Set problem: Filter the entries and keep only the lines where the string "Sciences" appears.

Records for this task:
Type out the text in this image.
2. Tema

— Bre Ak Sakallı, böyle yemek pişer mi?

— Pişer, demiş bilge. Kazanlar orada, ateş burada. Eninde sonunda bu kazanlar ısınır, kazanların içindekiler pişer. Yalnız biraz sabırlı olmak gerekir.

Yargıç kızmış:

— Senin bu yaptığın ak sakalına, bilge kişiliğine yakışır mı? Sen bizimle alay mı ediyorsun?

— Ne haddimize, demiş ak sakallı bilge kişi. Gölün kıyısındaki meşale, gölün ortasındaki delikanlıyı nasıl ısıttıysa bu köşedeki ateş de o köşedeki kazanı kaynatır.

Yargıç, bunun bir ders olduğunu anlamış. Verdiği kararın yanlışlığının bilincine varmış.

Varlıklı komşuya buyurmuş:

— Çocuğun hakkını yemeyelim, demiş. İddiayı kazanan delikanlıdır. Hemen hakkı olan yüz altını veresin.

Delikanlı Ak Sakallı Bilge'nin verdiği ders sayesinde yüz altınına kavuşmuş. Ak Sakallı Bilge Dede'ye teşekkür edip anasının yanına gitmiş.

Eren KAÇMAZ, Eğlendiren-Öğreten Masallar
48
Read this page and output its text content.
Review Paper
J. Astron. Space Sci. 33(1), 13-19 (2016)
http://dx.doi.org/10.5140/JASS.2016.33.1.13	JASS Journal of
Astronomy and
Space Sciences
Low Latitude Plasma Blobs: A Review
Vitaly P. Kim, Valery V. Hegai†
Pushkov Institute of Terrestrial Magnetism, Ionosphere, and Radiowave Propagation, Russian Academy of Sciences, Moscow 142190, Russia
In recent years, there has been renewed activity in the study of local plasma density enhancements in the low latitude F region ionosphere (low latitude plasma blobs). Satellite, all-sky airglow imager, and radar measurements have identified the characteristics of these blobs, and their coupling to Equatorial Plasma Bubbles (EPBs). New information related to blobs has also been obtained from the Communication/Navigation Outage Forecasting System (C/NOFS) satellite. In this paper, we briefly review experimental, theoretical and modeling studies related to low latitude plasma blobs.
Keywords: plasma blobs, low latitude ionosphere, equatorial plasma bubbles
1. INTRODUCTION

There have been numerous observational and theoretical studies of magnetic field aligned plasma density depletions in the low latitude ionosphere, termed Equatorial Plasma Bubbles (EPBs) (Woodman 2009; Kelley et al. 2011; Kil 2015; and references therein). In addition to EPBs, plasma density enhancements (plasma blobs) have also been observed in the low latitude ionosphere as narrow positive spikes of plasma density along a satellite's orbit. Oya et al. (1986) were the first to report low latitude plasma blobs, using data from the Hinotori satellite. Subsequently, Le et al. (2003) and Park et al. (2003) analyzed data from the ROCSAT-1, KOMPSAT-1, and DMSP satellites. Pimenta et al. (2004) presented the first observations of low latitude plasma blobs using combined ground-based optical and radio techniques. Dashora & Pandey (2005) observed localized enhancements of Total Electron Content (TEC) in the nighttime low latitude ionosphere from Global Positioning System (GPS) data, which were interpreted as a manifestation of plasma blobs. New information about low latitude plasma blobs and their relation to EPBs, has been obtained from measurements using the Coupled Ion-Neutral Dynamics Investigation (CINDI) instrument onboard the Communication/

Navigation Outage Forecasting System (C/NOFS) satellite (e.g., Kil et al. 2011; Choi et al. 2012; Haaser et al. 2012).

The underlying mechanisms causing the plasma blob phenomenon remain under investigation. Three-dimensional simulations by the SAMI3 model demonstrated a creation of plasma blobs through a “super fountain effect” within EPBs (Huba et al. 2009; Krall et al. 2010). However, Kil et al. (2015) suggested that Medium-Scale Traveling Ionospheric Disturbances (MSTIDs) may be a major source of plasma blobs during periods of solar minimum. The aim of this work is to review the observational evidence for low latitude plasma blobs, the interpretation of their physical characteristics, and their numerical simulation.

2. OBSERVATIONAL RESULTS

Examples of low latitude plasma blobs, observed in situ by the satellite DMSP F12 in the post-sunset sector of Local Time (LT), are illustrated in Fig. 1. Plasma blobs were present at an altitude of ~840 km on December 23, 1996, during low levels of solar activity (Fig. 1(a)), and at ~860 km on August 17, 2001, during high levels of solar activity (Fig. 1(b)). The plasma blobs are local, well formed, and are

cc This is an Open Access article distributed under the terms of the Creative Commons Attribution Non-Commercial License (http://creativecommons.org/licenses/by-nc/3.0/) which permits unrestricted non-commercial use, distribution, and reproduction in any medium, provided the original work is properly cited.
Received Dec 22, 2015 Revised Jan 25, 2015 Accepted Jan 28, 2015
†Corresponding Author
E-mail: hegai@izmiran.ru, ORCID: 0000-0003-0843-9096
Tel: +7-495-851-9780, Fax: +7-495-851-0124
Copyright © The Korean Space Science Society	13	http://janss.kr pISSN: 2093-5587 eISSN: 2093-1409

Worked solution:
Space Sciences
Pushkov Institute of Terrestrial Magnetism, Ionosphere, and Radiowave Propagation, Russian Academy of Sciences, Moscow 142190, Russia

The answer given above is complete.